• YOUR OBJECTIVE: Carry on the text about Gibraltar's commanders during the siege, starting after its final sentence.

• READING TEXT:
--------------------------------
Who were the opposing Commanders?

 

In 1776 Britain found itself at war with its former colonies in America who wanted independence from Britain. France, who had lost its own American colonies to Britain, supported the rebel colonists. France encouraged Spain to attack and capture Gibraltar and pledged military support if Spain did so. Being totally cut off by land, the defence of the Rock now depended on the strength and ingenuity of the commanders of the Garrison.



Fig.6. Colonel William Green. Artist unknown.
Fig.8. Vice Admiral Sir Roger Curtis. Artist unknown, 18th Century.
National Maritime Museum, Greenwich, London.


The British Commanders
Luckily, Britain had been busy modernising the Rock’s fortifications a few years before the siege started and had sent Colonel William Green to Gibraltar as Senior Engineer. In 1772 he raised the first Soldier Artificer Company, the fore-runner of the present day Royal Engineers. With his men, Green began to reinforce or replace all the batteries, bastions and curtain walls defending Gibraltar. His greatest work was King’s Bastion. The foundation stone for this great bastion was laid in 1773. Standing as it does
halfway between North and South Bastions; it became the key defensive position being the front line in any possible attack from the sea. With the improvements made to the defences, by the time war was declared, Gibraltar had become an almost unconquerable fortress.
--------------------------------
(Dataset entries)
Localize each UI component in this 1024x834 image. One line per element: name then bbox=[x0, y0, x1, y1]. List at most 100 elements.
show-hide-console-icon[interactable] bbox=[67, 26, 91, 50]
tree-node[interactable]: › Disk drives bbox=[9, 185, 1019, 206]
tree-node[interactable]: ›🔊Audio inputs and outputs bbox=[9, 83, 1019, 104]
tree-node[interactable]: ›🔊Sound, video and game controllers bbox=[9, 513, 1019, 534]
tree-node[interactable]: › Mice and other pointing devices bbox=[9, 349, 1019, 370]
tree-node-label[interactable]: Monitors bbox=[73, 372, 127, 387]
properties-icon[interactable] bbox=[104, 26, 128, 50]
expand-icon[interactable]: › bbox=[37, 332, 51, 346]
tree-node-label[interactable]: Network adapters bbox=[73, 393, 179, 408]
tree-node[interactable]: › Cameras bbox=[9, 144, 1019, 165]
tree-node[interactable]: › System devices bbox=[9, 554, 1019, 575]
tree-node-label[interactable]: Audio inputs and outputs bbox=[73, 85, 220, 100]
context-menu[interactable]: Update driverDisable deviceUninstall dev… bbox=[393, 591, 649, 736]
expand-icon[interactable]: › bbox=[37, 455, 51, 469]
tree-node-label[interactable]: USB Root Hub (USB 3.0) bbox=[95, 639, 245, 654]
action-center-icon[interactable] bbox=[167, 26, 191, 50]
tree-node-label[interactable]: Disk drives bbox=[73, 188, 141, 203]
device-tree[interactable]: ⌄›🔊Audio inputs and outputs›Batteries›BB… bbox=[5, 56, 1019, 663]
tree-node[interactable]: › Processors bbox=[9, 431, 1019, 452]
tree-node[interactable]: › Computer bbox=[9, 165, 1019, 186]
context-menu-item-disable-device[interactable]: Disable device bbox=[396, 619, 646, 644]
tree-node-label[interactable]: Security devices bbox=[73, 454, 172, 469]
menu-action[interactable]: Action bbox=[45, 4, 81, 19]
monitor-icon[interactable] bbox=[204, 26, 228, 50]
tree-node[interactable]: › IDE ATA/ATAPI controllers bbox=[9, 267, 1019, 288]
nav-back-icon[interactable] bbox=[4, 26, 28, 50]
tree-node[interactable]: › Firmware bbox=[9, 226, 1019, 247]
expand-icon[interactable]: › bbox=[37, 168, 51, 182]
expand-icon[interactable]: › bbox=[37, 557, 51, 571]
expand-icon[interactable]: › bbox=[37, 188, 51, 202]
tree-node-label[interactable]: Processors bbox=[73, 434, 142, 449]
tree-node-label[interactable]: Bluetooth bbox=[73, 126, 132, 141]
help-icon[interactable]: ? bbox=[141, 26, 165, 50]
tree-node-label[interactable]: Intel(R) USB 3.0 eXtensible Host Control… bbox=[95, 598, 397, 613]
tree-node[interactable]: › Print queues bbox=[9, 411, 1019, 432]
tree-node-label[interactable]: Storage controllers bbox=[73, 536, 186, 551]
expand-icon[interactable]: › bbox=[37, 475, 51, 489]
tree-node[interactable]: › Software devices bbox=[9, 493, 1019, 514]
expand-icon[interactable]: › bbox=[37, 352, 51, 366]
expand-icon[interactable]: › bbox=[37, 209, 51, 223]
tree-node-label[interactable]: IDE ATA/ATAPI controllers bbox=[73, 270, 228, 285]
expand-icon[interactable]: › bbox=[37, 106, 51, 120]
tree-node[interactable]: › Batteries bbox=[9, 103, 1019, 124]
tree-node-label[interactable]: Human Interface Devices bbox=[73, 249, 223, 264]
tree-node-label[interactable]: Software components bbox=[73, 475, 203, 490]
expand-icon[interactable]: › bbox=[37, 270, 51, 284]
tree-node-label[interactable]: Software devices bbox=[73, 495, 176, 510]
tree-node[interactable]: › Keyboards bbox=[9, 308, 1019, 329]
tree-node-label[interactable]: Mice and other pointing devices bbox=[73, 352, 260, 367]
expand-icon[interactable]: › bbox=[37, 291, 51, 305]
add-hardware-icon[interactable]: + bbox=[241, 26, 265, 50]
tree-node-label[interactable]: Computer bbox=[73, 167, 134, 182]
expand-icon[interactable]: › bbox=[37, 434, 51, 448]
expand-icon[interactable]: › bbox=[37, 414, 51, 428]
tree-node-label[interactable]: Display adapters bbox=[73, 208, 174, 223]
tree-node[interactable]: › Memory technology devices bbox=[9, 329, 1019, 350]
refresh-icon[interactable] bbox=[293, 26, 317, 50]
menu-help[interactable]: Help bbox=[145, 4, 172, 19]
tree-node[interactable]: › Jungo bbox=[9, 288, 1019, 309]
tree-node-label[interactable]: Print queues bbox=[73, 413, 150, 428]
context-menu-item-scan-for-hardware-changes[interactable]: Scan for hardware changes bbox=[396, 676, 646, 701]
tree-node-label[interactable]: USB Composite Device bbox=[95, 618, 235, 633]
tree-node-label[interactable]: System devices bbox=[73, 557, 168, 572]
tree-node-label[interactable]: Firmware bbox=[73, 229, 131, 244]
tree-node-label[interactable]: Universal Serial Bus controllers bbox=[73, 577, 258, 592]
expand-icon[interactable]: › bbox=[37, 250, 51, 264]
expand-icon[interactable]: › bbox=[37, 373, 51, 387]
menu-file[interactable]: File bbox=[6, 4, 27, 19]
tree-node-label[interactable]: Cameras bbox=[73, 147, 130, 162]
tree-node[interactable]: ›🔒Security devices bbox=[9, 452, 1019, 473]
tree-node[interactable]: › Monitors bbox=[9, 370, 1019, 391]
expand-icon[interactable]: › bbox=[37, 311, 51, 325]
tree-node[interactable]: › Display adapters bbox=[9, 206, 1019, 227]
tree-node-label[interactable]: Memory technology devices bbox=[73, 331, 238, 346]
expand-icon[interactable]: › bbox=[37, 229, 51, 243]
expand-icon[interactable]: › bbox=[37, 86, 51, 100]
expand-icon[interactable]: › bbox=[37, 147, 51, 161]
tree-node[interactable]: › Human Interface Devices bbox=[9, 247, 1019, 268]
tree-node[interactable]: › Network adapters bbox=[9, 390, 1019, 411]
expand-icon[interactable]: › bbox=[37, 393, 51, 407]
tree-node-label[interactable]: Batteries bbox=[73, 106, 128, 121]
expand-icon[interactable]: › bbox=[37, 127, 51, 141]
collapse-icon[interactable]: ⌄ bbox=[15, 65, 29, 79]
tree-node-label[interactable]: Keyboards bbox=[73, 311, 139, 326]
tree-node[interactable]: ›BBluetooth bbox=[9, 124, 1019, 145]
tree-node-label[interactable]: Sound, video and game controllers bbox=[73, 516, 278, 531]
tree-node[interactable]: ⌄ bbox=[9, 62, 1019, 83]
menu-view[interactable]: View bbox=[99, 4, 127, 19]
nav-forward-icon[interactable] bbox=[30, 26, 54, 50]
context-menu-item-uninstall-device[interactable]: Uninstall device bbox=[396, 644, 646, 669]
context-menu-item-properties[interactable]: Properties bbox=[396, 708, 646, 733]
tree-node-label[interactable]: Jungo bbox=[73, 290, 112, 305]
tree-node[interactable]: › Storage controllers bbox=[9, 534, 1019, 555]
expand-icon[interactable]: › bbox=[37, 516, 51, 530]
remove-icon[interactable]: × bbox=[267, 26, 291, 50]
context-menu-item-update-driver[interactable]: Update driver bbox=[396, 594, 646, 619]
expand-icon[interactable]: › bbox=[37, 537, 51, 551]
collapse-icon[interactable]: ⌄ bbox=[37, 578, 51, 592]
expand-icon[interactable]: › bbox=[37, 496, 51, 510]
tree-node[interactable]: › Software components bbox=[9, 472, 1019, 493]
--------------------------------
• WRITTEN ANSWER:
In 1776 Lieutenant-General George Augustus Eliott arrived in Gibraltar as Governor. He was an outstanding soldier. On arrival Eliott set about reinforcing the garrison with supplies of food and ammunition in case of war. He kept a tight discipline within the ranks and rarely slept for more than four hours a night. He was a vegetarian and did not drink alcohol either which helped to inspire his men
during the hardships of the siege. His leadership qualities were extremely important during the four year siege.
Eliott was ably assisted by his second in command Major General Robert Boyd, another soldier of renown who took command of King’s Bastion. If King’s Bastion fell or was destroyed Gibraltar would be lost, so Eliott’s trust in Boyd was crucial. Boyd would later be buried in King’s Bastion.
The naval forces were commanded by Captain Roger Curtis, whose daring actions, especially in the rescue operations in the aftermath of the attack of the Floating Batteries, saved hundreds of enemy sailors and earned him the praise of Governor Eliott and later of the King and Parliament.
The British commanders, therefore, had a redesignedand heavily strengthened fortress just before the start of hostilities. The Officers and men were well prepared to withstand a long siege as long as food and reinforcements could arrive by sea. The commanders had been given enough time to make all necessary preparations and were ready.


Fig.9. Martín Antonio Álvarez de Sotomayor y Soto-Flores, conde de Colomera. Esteve y Marqués, Agustín , 1798.
Fig.10.
Louis des Balbes de Berton de Crillon.
Fig.11. Vice Admiral Antonio de Barcelo, unknown artist.
Fig.12. Admiral de Cordova y Cordova, unknown artist.
Fig.13. Jean Claude Eléonore Le Michaud d’Arçon. Jean Wyrsch (1732-1798).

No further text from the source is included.